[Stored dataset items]
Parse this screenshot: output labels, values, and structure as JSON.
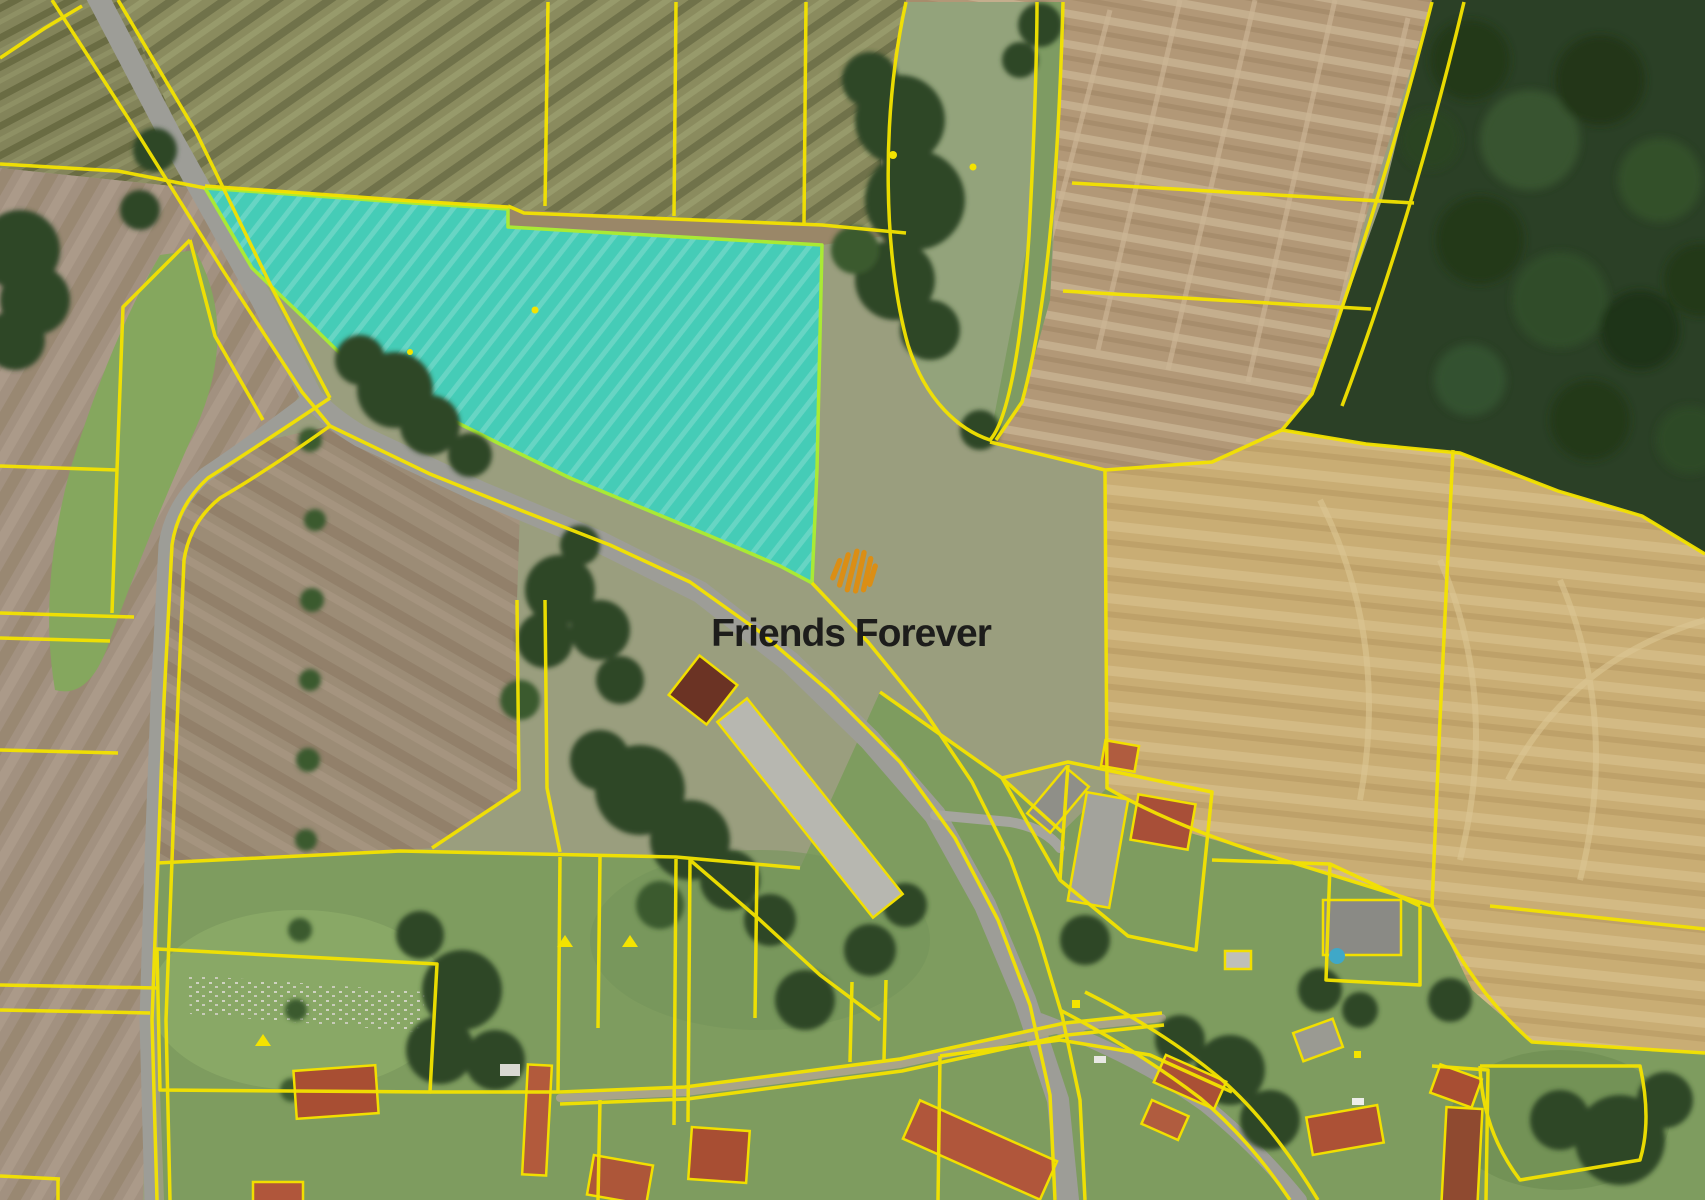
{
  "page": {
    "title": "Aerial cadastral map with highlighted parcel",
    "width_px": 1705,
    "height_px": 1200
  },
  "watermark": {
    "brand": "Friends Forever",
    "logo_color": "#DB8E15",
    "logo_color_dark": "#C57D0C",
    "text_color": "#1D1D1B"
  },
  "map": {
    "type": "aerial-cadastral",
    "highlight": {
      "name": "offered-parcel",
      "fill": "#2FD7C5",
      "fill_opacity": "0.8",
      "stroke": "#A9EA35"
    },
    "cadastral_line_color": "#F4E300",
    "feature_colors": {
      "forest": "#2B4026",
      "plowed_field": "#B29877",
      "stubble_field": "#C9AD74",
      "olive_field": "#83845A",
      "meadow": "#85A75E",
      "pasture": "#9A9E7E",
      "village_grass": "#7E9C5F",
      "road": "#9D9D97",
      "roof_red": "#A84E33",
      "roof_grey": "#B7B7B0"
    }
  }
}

GIVEN PROBLEM —
Each line containing "parcel" counts once; state the total number of such lines and nothing else.

CORRECT OUTPUT —
2